- [DETAILS ZUR AUFGABE]
Schreib den Text über die OSZE-Beobachtermission in der Ukraine nach seinem letzten Satz weiter.

- [TEXTAUSZUG]
══════════
Die OSZE-Sonderbeobachtermission in der Ukraine: Wunsch und Wirklichkeit

Von Yana Lysenko (Forschungsstelle Osteuropa an der Universität Bremen)

Einleitung

Der Beobachtermission der Organisation für Sicherheit und Zusammenarbeit in Europa (OSZE) in der Ukraine wird im politischen Diskurs Westeuropas eine entscheidende Funktion bei der Entschärfung des Konflikts in der Ostukraine zugesprochen. Doch wie wirksam die Mission (in der Folge SMM für Special Monitoring Mission genannt) tatsächlich ist, ist vor allem unter den beteiligten Konfliktparteien (de facto bestehend aus der Ukraine, Russland und den selbstproklamierten »Volksrepubliken«) umstritten. Da die Grundlagen und der Handlungsspielraum, der sich aus dem Mandat ergibt, kaum diskutiert werden, sollen diese im Folgenden skizziert werden. Nur so scheint eine realistische Einschätzung der Wirkungsmöglichkeiten der Mission möglich zu sein.

Die Arbeit der Mission und ihre Effizienz werden von den betroffenen Konfliktparteien unterschiedlich bewertet. Die ukrainische Seite stellt sich dabei vollständig hinter die Arbeit der SMM und gibt allein Russland und den Separatisten die Schuld daran, dass diese nicht die erhoffte Wirkung zeigt. Dem gegenüber wird die SMM von den selbsternannten »Volksrepubliken« Donezk und Luhansk (»DNR« und »LNR«) als eine »blinde Mission« (https://dan-news.info/en/photos/donetsk-protests-against-smm-inaction-osce-your-blindness-is-someones-death/) bezeichnet, die unzählige Verletzungen der Minsker Abkommen durch die Ukraine vorsätzlich nicht bemerken will. Russland definiert sich selbst offiziell als nicht am Konflikt beteiligter Akteur. In der russischen Presse wird die SMM als »untätige und ohnmächtige« Mission charakterisiert, die sich nicht bemüht, die Spannungen im Donbas abzubauen, und stets unkritische Einschätzungen der Lage zugunsten der Ukraine abgibt.

Die Entsendung der SMM wurde ursprünglich als Reaktion auf Russlands verdeckte Invasion der Krim Anfang März 2014 durch die Ukraine angestoßen. Das Mandat wurde erst am 21. März 2014 für eine Sonderbeobachtermission der OSZE auf dem gesamten Gebiet der Ukraine (nach ukrainischer Lesart inklusive der Krim) erteilt. Russland lehnte aufgrund der inzwischen durch das Referendum vom 16. März 2014 und das folgende Beitrittsgesuch der Krim zur Russischen Föderation geschaffenen Tatsachen einen Zugang zu diesem Bereich ab, so dass das Mandat lediglich auf den Rest der Ukraine beschränkt blieb. Das Mandat bezieht sich also nicht explizit auf den Konflikt in der Ostukraine, der erst im April 2014 eskalierte. Der SMM-Einsatz in den nicht-regierungskontrollierten Gebieten der Ukraine wurde erst in den Minsker Abkommen (Minsk 1 am 5.9.2014, Minsk 2 am 12.2.2015) explizit festgeschrieben.
══════════
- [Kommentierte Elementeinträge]
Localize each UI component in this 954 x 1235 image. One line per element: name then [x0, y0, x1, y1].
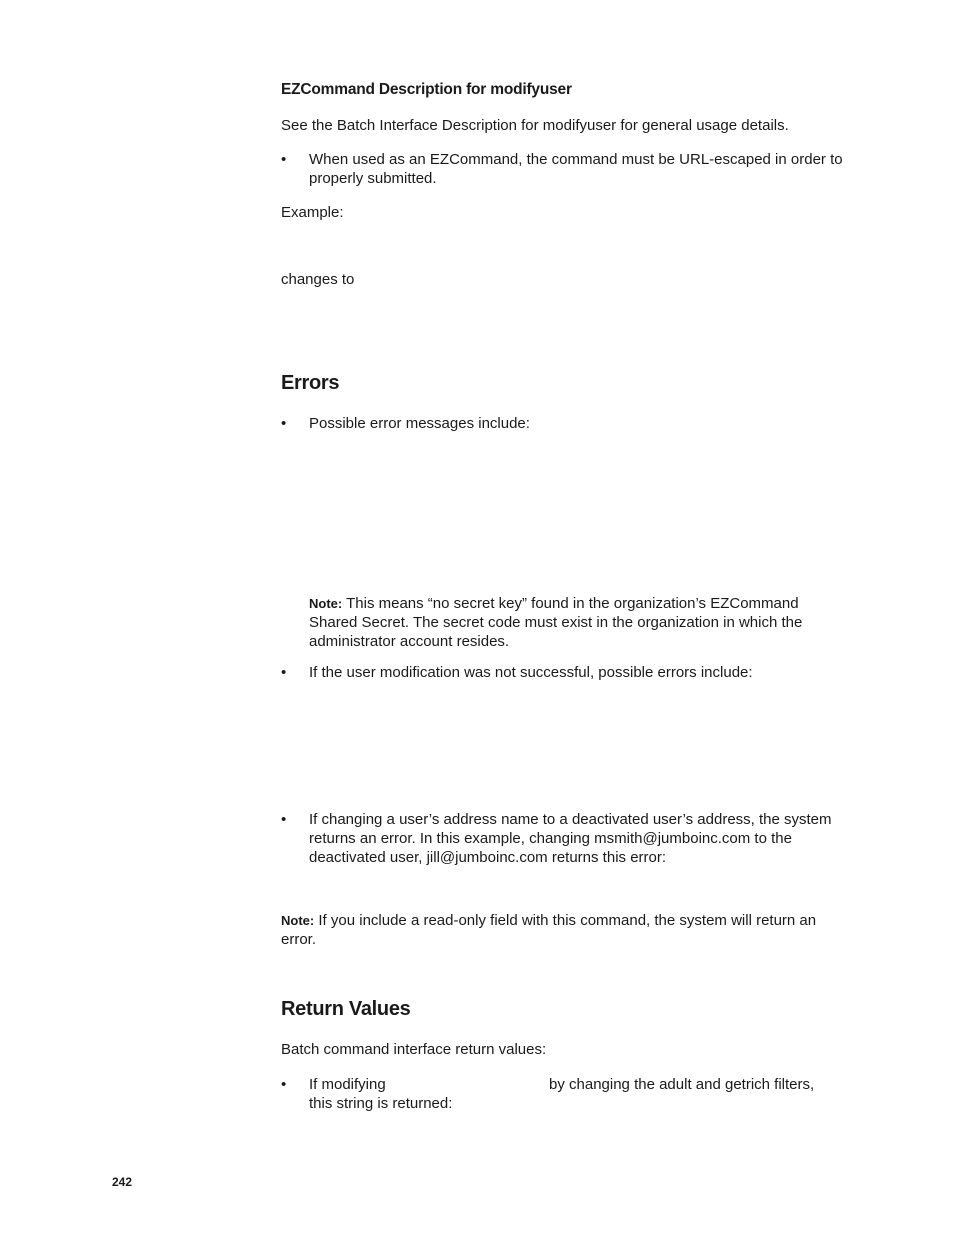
errors-note-2 — [281, 911, 846, 949]
errors-bullet-3-mark: • — [281, 811, 287, 828]
errors-bullet-1-mark: • — [281, 415, 287, 432]
ezcommand-bullet-text: When used as an EZCommand, the command must be URL-escaped in order to properly submitted. — [309, 151, 843, 187]
errors-bullet-2-mark: • — [281, 664, 287, 681]
errors-bullet-2-text: If the user modification was not successful, possible errors include: — [309, 664, 753, 681]
errors-note-1 — [309, 594, 844, 651]
note-text: If you include a read-only field with this command, the system will return an error. — [281, 912, 817, 948]
return-values-bullet-part-1: If modifying — [309, 1076, 386, 1093]
ezcommand-heading: EZCommand Description for modifyuser — [281, 81, 572, 98]
note-text: This means “no secret key” found in the organization’s EZCommand Shared Secret. The secret code must exist in the organization in which the administrator account resides. — [309, 595, 803, 650]
return-values-heading: Return Values — [281, 998, 411, 1020]
return-values-intro: Batch command interface return values: — [281, 1041, 547, 1058]
return-values-bullet-part-3: this string is returned: — [309, 1095, 453, 1112]
changes-to-label: changes to — [281, 271, 355, 288]
page-number: 242 — [112, 1175, 133, 1189]
note-label: Note: — [281, 913, 315, 928]
ezcommand-intro: See the Batch Interface Description for modifyuser for general usage details. — [281, 117, 789, 134]
errors-bullet-1-text: Possible error messages include: — [309, 415, 530, 432]
note-label: Note: — [309, 596, 343, 611]
errors-heading: Errors — [281, 372, 340, 394]
return-values-bullet-part-2: by changing the adult and getrich filters, — [549, 1076, 815, 1093]
errors-bullet-3-text: If changing a user’s address name to a deactivated user’s address, the system returns an error. In this example, changing msmith@jumboinc.com to the deactivated user, jill@jumboinc.com returns this error: — [309, 811, 832, 866]
example-label: Example: — [281, 204, 344, 221]
return-values-bullet-mark: • — [281, 1076, 287, 1093]
ezcommand-bullet-mark: • — [281, 151, 287, 168]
══════════
- [ERGEBNIS UNTEN]
Rahmen des Mandates

Zu Beginn des Mandats zählte die OSZE-Mission 100 Beobachter, schon im Dezember 2014 war sie auf insgesamt 511 Mitarbeiter (davon 341 Beobachter) angewachsen. Aktuell ist die SMM mit 1.301 Mitarbeitern (davon 689 Beobachtern) die größte Mission in der Geschichte der OSZE. Die Beobachter der SMM sind laut Mandat grundsätzlich befugt, die folgenden Tätigkeiten auszuüben: Informationen über die Sicherheitslage zu sammeln und darüber zu berichten, die Einhaltung der Menschenrechte und Grundfreiheiten zu unterstützen, Kontakt mit den örtlichen Behörden und einen Dialog mit der lokalen Zivilbevölkerung aufzunehmen, um »Spannungen abzubauen und eine Normalisierung der Lage zu fördern« (https://www.osce.org/files/f/documents/d/6/116747.pdf). Sie sind außerdem berechtigt, »über etwaige Einschränkungen der Bewegungsfreiheit der Beobachtungsmission oder andere Behinderungen bei der Erfüllung ihres Mandats zu berichten« (https://www.osce.org/files/f/documents/d/6/116747.pdf).

Kennzeichnend für das Mandat ist, dass es weder konkrete Konfliktparteien, die zur Verantwortung gezogen werden könnten, noch das Wort »Konflikt« selbst beinhaltet. Die Separatisten und Russland kommen als Akteure nicht vor.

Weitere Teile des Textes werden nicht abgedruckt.